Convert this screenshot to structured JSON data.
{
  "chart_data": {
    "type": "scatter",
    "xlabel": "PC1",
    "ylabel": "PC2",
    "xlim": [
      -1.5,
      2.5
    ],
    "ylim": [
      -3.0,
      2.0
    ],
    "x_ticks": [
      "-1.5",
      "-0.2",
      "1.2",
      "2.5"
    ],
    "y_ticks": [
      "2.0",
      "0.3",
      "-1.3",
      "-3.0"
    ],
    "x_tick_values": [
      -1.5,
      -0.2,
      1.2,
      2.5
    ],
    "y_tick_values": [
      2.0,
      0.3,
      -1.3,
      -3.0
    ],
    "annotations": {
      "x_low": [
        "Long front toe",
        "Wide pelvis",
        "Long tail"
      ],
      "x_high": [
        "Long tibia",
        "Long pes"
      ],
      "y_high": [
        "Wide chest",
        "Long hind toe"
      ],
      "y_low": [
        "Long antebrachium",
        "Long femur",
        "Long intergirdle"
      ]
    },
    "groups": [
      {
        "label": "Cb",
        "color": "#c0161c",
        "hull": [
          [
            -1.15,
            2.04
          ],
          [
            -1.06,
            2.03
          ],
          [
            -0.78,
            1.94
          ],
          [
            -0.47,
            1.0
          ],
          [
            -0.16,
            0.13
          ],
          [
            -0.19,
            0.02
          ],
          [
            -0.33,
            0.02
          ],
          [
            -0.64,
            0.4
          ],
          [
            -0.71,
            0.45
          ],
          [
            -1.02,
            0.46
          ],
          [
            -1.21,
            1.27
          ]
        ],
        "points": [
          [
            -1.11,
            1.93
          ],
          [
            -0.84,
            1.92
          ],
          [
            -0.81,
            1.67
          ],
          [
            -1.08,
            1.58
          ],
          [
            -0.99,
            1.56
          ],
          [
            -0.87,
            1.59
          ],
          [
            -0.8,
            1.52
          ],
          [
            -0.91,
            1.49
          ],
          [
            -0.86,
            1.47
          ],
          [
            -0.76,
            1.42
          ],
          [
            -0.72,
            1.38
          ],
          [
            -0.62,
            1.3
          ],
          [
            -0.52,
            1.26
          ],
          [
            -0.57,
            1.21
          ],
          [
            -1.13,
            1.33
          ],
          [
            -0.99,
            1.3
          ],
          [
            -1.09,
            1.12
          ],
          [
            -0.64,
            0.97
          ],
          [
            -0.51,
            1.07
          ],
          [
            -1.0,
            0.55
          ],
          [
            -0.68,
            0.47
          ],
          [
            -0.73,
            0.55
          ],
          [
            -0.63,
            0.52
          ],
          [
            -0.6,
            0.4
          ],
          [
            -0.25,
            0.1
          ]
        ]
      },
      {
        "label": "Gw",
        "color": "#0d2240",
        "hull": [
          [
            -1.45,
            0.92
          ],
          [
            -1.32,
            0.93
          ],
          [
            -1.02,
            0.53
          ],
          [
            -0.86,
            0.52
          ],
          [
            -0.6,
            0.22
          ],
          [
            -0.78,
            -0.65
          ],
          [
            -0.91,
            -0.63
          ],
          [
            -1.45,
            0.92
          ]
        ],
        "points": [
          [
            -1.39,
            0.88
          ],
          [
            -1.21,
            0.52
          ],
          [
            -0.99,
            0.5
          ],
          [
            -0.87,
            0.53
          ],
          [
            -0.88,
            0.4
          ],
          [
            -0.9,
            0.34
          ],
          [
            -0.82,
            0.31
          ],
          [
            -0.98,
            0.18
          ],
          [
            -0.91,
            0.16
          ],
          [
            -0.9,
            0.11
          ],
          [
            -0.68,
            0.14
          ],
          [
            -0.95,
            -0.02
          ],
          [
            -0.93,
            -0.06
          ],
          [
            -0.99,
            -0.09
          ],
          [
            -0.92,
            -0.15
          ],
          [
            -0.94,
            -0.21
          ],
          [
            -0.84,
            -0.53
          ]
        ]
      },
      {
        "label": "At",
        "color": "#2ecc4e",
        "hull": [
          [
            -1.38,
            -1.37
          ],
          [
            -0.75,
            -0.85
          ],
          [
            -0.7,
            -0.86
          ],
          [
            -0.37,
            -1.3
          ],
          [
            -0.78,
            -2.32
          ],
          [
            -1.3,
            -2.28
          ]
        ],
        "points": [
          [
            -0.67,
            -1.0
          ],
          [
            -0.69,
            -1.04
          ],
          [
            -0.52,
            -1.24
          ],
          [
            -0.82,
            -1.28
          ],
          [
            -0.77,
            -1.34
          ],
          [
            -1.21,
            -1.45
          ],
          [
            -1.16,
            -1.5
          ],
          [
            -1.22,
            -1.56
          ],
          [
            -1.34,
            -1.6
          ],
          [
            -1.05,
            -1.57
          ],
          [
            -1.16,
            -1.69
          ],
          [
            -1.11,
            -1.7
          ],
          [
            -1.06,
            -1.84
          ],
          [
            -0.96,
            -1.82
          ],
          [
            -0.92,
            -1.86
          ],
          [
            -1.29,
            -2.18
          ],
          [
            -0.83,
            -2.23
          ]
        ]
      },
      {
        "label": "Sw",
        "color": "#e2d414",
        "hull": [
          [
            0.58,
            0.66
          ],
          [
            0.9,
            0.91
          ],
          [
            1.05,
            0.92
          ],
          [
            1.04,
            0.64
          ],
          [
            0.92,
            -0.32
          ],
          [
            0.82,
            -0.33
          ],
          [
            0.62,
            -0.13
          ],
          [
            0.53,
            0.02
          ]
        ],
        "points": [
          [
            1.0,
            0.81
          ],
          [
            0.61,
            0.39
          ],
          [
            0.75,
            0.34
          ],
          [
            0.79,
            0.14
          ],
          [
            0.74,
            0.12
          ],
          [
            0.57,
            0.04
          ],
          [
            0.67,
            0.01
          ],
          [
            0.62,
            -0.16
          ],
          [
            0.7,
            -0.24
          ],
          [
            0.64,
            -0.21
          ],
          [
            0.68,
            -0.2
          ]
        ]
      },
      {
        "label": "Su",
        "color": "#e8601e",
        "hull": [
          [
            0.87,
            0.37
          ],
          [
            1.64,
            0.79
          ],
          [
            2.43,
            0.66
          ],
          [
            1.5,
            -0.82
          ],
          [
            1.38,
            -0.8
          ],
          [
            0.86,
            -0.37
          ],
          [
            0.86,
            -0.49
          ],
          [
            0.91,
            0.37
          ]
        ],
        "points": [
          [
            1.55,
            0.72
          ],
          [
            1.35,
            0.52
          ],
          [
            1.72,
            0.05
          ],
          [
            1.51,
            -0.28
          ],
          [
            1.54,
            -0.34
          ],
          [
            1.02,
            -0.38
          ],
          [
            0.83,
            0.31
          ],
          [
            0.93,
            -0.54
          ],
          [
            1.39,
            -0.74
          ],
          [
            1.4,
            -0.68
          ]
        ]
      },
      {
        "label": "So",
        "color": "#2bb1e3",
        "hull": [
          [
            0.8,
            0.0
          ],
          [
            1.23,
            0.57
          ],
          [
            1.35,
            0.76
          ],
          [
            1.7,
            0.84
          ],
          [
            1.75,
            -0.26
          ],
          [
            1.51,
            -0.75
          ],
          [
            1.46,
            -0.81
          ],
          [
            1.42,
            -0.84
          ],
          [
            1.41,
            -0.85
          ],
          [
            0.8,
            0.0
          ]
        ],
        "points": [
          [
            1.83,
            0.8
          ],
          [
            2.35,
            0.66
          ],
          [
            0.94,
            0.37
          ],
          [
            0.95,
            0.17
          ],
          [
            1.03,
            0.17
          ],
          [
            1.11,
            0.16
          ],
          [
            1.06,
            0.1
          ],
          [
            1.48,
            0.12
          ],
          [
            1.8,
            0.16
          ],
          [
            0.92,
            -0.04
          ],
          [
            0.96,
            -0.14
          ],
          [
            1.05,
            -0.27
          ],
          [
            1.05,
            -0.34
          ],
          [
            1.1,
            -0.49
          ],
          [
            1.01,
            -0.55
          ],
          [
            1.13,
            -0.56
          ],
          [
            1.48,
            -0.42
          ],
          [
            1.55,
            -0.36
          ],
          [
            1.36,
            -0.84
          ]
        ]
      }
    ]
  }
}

----

Copy out every line of the data that includes the word "color".

Result for this exercise
        "color": "#c0161c",
        "color": "#0d2240",
        "color": "#2ecc4e",
        "color": "#e2d414",
        "color": "#e8601e",
        "color": "#2bb1e3",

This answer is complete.